TASK GOAL:
Search the listing below for the string "caption" and show each line that contains it.

* START *

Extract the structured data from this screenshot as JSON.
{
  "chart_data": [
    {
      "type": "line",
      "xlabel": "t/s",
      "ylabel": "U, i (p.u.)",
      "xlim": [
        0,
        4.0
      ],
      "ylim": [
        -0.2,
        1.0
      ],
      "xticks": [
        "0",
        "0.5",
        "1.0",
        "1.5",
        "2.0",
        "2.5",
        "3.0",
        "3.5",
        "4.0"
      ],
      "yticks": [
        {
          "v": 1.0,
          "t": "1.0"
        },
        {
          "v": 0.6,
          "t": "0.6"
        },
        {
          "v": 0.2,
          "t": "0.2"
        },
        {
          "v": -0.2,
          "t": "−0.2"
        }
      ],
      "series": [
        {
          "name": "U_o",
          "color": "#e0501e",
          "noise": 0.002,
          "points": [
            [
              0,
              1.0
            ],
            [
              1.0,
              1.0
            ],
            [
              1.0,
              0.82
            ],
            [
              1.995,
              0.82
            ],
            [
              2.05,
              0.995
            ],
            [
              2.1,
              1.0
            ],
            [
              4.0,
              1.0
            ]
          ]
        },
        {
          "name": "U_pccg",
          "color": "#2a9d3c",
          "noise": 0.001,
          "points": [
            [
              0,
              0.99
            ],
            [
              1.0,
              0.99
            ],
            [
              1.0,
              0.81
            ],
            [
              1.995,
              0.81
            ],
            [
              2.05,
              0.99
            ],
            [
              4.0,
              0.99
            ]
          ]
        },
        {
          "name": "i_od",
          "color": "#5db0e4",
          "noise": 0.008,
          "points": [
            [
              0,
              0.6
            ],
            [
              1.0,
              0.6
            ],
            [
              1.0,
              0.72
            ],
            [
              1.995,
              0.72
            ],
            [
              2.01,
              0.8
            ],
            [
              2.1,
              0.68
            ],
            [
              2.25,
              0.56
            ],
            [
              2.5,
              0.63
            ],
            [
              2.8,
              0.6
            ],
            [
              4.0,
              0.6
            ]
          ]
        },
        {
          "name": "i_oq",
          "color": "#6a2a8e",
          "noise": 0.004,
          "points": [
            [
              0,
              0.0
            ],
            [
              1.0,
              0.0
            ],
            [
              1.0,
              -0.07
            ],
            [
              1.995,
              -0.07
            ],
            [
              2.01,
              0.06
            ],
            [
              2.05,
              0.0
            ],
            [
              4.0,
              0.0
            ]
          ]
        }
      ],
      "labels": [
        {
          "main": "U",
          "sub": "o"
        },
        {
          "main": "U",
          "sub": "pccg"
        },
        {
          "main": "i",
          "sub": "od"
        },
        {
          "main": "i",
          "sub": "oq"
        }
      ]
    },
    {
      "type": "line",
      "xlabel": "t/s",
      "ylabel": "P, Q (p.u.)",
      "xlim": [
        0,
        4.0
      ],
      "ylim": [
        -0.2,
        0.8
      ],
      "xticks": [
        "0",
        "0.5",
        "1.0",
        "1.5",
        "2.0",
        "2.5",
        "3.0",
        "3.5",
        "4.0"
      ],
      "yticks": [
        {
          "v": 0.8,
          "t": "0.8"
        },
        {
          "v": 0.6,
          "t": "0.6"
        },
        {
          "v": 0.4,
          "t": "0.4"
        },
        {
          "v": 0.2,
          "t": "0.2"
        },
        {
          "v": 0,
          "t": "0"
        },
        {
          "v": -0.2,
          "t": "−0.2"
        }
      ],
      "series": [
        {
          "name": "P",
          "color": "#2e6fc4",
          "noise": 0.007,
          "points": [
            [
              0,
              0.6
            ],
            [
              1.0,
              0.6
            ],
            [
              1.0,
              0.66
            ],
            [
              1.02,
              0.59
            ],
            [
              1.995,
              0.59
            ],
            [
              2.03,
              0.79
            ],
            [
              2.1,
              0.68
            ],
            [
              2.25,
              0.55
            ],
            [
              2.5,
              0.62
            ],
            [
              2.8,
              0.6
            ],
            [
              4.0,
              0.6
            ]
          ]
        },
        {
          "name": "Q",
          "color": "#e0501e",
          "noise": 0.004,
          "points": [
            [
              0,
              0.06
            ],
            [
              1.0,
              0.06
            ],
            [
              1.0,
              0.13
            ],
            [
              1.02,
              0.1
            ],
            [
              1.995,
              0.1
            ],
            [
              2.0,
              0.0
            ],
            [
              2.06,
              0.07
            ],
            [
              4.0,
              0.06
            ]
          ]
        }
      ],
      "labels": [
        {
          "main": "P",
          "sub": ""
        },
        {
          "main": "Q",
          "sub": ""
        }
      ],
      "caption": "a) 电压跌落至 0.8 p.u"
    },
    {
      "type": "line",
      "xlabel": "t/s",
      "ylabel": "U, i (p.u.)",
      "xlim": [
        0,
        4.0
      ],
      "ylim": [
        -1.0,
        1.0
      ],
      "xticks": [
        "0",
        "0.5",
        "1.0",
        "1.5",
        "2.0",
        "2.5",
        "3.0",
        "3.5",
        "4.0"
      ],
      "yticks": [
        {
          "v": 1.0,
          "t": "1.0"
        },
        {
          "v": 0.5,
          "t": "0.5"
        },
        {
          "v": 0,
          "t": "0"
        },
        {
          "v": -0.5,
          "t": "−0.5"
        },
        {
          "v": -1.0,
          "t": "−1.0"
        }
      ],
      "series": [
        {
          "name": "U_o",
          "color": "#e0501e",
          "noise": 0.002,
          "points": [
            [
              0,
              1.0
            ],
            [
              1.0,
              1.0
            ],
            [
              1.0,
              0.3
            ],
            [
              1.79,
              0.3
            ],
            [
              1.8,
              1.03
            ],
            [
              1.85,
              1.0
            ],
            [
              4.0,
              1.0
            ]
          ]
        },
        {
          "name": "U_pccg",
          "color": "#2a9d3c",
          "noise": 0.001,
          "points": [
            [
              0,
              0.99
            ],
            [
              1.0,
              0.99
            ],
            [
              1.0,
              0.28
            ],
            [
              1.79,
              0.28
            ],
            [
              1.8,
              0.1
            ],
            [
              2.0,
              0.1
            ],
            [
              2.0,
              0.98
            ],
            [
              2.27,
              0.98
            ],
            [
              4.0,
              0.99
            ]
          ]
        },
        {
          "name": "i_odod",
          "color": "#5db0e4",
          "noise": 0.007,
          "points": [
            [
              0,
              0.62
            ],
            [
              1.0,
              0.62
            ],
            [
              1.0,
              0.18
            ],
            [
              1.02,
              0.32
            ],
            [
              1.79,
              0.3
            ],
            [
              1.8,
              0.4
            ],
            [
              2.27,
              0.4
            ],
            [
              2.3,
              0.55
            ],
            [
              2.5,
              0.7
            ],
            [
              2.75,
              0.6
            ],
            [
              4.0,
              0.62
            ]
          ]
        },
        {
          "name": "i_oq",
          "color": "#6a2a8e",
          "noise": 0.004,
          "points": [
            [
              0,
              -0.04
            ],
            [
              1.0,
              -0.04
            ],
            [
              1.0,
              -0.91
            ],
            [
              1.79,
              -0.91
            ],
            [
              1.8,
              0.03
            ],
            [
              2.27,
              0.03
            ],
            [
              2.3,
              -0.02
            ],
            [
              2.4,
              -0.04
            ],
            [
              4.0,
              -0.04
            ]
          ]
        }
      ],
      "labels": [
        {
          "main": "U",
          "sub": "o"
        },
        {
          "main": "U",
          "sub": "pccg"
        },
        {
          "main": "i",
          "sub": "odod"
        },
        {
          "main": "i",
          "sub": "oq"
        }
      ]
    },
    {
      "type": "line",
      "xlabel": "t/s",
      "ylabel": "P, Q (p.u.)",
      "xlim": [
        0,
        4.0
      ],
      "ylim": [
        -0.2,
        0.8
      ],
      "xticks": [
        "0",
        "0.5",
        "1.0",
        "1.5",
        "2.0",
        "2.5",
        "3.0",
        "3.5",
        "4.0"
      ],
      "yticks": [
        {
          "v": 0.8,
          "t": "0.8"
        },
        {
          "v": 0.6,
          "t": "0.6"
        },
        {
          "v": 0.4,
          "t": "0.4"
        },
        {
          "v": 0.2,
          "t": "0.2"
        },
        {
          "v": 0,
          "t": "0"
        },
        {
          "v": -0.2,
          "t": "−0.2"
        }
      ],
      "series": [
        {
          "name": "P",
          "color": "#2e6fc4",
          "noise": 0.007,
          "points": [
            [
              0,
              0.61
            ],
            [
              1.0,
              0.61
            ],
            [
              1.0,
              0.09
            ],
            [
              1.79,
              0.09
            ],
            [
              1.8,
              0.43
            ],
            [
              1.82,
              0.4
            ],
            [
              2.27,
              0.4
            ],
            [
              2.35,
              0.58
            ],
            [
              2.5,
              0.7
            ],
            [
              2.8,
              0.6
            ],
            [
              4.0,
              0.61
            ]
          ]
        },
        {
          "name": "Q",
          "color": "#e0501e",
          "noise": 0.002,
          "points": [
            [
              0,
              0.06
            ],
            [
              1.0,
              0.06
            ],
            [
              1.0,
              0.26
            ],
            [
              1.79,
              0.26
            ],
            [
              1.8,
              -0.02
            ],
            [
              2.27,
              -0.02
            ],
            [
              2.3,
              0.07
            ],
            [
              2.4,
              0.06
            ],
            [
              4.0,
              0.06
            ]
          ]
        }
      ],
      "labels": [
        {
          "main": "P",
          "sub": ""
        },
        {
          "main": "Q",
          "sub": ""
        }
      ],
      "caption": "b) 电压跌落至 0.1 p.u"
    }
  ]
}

* END *

REPLY:
      "caption": "a) 电压跌落至 0.8 p.u"
      "caption": "b) 电压跌落至 0.1 p.u"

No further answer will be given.